Problem requirements:
Set down each line of the material that follows, exactly, with no pictures.

Data lines:
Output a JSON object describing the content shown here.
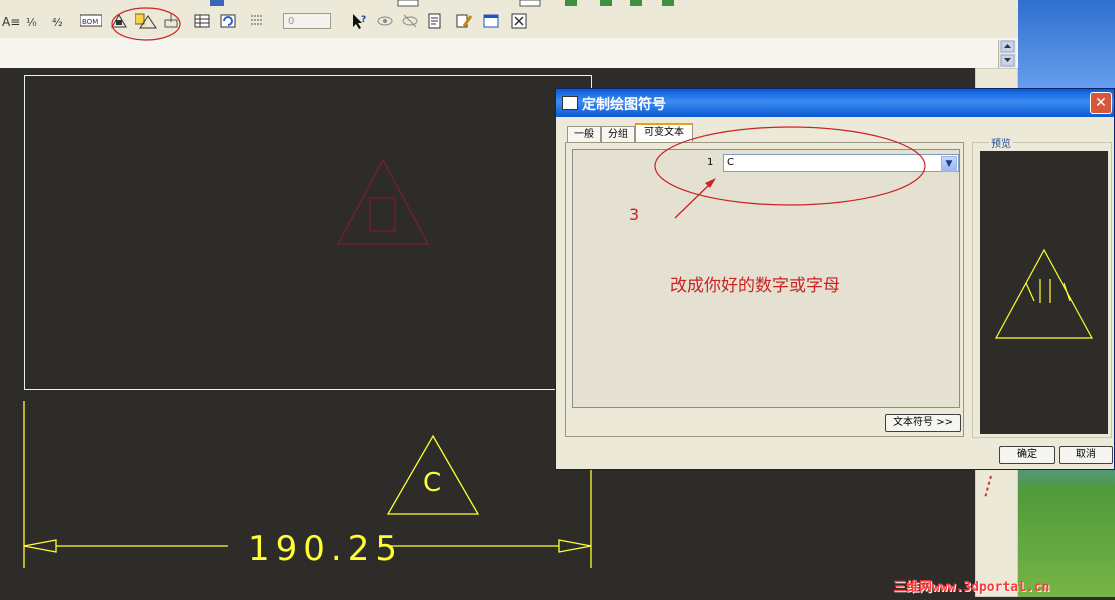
{
  "toolbar": {
    "number_field_value": "0",
    "icons": [
      "scale-icon",
      "tolerance-icon",
      "bom-icon",
      "symbol-icon",
      "custom-symbol-icon",
      "symbol-edit-icon",
      "table-icon",
      "refresh-icon",
      "hatch-icon",
      "help-cursor-icon",
      "eye-icon",
      "hide-icon",
      "doc-icon",
      "edit-icon",
      "window-icon",
      "close-box-icon"
    ]
  },
  "dimension": {
    "value": "190.25"
  },
  "symbol_on_drawing": {
    "text": "C"
  },
  "dialog": {
    "title": "定制绘图符号",
    "close_label": "✕",
    "tabs": [
      "一般",
      "分组",
      "可变文本"
    ],
    "active_tab": "可变文本",
    "row_number": "1",
    "value": "C",
    "text_symbol_button": "文本符号 >>",
    "preview_label": "预览",
    "ok_button": "确定",
    "cancel_button": "取消"
  },
  "annotations": {
    "step_number": "3",
    "hint": "改成你好的数字或字母"
  },
  "watermark": "三维网www.3dportal.cn",
  "colors": {
    "drawing_bg": "#2e2c28",
    "drawing_line": "#ffff33",
    "annotation_red": "#cc2222"
  }
}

Complete output:
Output a JSON object describing the content shown here.
{
  "toolbar": {
    "number_field_value": "0",
    "icons": [
      "scale-icon",
      "tolerance-icon",
      "bom-icon",
      "symbol-icon",
      "custom-symbol-icon",
      "symbol-edit-icon",
      "table-icon",
      "refresh-icon",
      "hatch-icon",
      "help-cursor-icon",
      "eye-icon",
      "hide-icon",
      "doc-icon",
      "edit-icon",
      "window-icon",
      "close-box-icon"
    ]
  },
  "dimension": {
    "value": "190.25"
  },
  "symbol_on_drawing": {
    "text": "C"
  },
  "dialog": {
    "title": "定制绘图符号",
    "close_label": "✕",
    "tabs": [
      "一般",
      "分组",
      "可变文本"
    ],
    "active_tab": "可变文本",
    "row_number": "1",
    "value": "C",
    "text_symbol_button": "文本符号 >>",
    "preview_label": "预览",
    "ok_button": "确定",
    "cancel_button": "取消"
  },
  "annotations": {
    "step_number": "3",
    "hint": "改成你好的数字或字母"
  },
  "watermark": "三维网www.3dportal.cn",
  "colors": {
    "drawing_bg": "#2e2c28",
    "drawing_line": "#ffff33",
    "annotation_red": "#cc2222"
  }
}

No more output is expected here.